[Collection entries]

_ _ _

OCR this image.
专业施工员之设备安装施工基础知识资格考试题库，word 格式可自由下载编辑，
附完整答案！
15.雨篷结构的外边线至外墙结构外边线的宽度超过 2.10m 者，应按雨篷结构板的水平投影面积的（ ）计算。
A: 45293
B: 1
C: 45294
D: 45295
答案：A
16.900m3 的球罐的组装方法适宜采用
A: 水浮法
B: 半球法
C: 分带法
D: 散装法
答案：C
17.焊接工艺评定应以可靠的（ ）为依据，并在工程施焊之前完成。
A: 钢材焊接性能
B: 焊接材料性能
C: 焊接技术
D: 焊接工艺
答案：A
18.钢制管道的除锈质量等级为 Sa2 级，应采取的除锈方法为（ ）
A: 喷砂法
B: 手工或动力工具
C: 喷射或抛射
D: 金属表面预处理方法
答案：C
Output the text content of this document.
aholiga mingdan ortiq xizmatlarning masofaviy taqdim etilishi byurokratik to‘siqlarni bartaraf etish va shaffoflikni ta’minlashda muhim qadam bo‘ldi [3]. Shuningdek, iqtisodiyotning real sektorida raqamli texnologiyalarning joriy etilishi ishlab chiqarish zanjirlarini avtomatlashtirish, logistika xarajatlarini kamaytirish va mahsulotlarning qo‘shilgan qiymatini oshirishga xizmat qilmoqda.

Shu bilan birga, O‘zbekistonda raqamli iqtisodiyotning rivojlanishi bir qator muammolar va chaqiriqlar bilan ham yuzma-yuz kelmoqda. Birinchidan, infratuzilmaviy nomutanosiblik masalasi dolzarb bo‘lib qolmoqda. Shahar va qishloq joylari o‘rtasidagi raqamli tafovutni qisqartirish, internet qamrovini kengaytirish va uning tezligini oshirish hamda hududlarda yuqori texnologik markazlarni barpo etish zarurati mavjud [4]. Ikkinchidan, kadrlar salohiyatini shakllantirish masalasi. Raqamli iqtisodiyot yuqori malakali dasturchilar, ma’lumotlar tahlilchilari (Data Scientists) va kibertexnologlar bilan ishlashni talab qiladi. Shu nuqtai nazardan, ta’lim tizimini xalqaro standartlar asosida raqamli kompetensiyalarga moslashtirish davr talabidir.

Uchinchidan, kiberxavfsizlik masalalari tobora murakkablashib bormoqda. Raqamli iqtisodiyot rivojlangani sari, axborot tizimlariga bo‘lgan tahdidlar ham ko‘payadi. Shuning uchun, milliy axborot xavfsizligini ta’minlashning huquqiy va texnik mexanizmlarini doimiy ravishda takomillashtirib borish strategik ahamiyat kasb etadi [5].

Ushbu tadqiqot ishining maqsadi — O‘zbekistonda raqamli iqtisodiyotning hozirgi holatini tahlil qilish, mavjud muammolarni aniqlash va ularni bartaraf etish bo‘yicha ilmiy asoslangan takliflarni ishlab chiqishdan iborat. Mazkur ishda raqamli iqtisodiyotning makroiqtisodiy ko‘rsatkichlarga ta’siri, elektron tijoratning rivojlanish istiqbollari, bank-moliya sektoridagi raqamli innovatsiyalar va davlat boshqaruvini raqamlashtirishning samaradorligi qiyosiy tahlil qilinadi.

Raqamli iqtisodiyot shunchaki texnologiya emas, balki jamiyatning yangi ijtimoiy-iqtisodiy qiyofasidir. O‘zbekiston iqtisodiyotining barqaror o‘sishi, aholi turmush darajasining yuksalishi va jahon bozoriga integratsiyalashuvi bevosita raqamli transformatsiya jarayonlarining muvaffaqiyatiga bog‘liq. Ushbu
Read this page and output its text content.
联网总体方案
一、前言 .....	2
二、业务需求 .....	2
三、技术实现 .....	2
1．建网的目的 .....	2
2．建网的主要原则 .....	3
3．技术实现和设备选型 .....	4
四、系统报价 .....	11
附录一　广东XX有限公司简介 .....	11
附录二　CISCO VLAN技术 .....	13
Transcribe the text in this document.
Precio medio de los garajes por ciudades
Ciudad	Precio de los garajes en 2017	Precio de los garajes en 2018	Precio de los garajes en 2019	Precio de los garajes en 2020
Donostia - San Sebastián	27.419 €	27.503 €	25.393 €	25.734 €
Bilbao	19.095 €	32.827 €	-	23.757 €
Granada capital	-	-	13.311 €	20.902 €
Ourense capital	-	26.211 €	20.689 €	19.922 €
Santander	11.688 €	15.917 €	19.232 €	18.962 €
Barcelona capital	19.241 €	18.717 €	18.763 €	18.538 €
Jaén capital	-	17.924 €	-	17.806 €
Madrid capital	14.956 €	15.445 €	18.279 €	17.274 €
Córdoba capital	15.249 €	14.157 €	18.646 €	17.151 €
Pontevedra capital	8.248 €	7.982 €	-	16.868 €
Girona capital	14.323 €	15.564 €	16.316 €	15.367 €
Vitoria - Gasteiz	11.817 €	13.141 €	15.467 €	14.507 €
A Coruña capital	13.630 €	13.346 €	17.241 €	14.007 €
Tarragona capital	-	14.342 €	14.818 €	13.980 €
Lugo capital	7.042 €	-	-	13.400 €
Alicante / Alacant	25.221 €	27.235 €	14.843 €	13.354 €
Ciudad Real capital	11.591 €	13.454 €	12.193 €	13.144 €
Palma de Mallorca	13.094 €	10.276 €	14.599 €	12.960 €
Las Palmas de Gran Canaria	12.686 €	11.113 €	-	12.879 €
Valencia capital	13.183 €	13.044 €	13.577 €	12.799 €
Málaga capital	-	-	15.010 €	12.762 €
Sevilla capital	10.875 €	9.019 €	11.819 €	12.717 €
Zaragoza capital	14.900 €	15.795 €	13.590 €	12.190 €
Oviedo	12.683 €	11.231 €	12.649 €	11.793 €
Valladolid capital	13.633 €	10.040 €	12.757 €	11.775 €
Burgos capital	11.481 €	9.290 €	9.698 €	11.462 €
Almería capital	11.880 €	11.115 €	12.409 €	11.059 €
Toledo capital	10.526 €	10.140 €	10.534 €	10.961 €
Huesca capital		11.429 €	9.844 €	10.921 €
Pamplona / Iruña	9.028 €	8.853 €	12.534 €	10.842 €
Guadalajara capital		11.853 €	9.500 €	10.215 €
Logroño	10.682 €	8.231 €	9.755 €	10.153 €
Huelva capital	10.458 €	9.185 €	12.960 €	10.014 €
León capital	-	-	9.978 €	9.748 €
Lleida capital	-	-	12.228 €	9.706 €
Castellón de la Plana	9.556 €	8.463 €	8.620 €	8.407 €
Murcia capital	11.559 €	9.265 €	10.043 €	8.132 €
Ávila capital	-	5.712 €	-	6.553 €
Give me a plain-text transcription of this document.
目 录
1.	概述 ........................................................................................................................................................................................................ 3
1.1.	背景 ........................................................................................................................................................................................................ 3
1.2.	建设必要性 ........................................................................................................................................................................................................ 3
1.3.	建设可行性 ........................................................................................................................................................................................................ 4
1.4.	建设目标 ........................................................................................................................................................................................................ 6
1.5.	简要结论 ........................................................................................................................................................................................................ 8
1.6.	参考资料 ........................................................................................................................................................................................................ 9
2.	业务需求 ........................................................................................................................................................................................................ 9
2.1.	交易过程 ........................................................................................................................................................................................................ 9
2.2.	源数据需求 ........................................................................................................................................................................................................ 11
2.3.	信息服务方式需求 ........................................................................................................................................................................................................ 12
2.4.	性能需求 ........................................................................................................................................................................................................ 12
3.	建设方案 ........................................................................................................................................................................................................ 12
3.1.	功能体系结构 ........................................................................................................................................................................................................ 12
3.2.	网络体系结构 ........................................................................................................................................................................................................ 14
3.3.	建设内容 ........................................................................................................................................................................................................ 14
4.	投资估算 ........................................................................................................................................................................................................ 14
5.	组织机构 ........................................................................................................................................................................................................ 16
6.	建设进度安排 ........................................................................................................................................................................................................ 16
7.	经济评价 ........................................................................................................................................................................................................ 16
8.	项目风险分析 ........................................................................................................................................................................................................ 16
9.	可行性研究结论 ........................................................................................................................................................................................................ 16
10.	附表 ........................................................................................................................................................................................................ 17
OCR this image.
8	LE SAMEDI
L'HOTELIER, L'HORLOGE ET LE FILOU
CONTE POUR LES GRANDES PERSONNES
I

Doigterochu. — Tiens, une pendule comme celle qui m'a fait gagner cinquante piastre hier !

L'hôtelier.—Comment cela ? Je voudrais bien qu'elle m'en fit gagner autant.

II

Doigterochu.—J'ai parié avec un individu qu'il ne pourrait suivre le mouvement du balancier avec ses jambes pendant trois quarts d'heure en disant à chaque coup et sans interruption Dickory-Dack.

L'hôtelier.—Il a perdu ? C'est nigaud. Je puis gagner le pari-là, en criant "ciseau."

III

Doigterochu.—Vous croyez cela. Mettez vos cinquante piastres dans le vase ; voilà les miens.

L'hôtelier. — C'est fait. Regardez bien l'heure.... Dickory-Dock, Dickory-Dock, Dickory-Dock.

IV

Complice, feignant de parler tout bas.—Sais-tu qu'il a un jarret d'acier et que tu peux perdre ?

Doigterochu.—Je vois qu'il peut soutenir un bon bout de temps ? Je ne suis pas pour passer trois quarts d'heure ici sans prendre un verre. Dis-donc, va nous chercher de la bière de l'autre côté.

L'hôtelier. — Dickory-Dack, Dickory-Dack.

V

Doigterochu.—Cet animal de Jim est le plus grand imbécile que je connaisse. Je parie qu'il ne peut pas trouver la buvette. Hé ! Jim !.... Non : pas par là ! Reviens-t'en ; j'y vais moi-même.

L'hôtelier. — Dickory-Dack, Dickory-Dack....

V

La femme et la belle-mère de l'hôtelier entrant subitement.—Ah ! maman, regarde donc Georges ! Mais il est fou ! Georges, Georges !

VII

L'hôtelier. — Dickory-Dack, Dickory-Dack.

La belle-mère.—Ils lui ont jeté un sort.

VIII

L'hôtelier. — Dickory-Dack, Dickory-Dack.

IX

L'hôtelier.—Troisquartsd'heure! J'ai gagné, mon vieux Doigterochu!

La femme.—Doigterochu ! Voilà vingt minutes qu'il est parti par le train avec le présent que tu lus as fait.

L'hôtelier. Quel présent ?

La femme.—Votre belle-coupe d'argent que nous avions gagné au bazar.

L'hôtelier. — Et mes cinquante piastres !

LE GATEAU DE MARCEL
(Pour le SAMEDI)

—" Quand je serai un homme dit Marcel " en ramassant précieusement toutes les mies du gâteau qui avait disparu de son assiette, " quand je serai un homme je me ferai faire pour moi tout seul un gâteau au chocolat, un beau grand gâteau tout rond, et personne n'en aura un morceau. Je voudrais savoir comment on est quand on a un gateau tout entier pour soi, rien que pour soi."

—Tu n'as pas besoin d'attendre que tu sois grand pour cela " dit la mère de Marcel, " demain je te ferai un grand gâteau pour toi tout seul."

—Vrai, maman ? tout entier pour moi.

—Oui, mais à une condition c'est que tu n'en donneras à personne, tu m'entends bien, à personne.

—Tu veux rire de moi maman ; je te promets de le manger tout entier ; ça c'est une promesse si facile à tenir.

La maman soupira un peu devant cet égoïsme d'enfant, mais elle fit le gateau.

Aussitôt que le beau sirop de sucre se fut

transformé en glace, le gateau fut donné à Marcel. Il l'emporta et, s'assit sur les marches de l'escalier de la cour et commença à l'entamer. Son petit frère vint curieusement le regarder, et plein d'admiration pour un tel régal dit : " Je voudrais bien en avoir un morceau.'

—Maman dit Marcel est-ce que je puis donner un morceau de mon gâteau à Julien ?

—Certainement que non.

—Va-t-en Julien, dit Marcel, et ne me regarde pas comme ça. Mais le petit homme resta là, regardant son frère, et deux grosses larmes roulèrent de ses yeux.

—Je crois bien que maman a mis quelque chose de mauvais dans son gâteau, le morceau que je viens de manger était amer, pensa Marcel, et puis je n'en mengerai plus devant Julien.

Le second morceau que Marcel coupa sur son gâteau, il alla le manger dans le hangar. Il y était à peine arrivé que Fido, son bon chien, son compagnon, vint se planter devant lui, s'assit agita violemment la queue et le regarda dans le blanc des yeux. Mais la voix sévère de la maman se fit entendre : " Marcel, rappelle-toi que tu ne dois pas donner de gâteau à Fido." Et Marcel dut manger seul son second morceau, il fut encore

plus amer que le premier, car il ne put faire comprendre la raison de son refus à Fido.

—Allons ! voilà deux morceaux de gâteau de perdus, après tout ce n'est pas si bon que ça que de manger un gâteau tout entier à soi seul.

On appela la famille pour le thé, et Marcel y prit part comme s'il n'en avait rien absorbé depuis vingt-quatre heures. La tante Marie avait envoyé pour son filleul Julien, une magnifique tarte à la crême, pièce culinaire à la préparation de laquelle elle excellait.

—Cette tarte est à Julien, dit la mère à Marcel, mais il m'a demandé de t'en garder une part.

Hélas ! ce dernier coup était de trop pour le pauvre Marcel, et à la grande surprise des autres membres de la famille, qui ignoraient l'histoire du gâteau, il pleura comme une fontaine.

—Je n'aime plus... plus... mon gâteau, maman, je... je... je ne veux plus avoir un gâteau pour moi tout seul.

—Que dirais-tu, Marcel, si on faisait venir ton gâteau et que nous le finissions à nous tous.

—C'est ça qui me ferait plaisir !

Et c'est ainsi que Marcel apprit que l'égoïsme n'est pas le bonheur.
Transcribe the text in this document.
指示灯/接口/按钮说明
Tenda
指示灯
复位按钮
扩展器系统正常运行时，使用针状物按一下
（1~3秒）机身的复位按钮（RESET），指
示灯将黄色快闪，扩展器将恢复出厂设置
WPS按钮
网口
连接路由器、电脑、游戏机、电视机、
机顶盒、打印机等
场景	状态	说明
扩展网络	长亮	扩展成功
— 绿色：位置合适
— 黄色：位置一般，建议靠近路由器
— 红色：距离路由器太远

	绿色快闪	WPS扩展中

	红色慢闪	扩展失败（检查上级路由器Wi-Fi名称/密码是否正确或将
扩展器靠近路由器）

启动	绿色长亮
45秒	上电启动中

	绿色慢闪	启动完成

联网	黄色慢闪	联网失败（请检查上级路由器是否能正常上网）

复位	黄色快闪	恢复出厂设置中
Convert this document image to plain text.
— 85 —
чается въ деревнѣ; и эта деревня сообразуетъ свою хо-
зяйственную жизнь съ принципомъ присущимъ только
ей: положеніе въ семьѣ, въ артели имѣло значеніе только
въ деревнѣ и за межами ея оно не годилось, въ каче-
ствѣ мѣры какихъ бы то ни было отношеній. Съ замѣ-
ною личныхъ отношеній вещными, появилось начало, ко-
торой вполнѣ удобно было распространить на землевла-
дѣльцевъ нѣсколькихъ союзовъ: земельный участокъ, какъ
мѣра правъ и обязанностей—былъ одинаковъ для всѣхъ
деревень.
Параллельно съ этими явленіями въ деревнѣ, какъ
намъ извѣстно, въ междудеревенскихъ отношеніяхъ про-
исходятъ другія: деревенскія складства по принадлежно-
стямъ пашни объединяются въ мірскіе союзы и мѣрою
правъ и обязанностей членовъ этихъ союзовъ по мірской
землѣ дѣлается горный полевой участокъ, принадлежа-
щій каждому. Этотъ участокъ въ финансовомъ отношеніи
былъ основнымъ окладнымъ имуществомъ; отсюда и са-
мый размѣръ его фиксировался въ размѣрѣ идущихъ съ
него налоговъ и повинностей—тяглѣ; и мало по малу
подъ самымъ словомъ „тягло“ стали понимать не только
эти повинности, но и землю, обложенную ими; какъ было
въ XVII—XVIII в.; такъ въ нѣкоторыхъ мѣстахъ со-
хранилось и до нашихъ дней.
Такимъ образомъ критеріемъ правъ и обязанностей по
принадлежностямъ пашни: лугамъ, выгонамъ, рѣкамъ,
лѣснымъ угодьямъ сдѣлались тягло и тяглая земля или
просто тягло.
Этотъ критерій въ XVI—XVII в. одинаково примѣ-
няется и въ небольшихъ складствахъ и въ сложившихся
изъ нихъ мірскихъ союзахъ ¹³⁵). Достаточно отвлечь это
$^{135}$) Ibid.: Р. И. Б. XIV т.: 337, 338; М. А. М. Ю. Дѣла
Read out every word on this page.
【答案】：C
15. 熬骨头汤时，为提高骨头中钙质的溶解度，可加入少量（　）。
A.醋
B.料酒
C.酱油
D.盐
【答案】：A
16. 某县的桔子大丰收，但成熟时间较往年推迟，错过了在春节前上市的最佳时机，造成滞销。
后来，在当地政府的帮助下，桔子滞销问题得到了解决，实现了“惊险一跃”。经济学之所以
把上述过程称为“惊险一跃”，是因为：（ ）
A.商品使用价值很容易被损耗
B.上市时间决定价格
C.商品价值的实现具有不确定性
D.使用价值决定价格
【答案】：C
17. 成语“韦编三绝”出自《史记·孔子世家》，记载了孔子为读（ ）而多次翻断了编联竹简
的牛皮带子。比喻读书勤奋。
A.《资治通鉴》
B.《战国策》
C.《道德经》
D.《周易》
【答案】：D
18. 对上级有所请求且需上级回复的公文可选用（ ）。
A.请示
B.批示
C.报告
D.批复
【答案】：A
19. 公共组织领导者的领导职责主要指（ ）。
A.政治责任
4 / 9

_ _ _

» INSTRUCTIONS FOR THE TASK:
Output the lines from the line containing "Read out every word on this page." to the end, both included; add nothing.

» THE RESULT:
Read out every word on this page.
【答案】：C
15. 熬骨头汤时，为提高骨头中钙质的溶解度，可加入少量（　）。
A.醋
B.料酒
C.酱油
D.盐
【答案】：A
16. 某县的桔子大丰收，但成熟时间较往年推迟，错过了在春节前上市的最佳时机，造成滞销。
后来，在当地政府的帮助下，桔子滞销问题得到了解决，实现了“惊险一跃”。经济学之所以
把上述过程称为“惊险一跃”，是因为：（ ）
A.商品使用价值很容易被损耗
B.上市时间决定价格
C.商品价值的实现具有不确定性
D.使用价值决定价格
【答案】：C
17. 成语“韦编三绝”出自《史记·孔子世家》，记载了孔子为读（ ）而多次翻断了编联竹简
的牛皮带子。比喻读书勤奋。
A.《资治通鉴》
B.《战国策》
C.《道德经》
D.《周易》
【答案】：D
18. 对上级有所请求且需上级回复的公文可选用（ ）。
A.请示
B.批示
C.报告
D.批复
【答案】：A
19. 公共组织领导者的领导职责主要指（ ）。
A.政治责任
4 / 9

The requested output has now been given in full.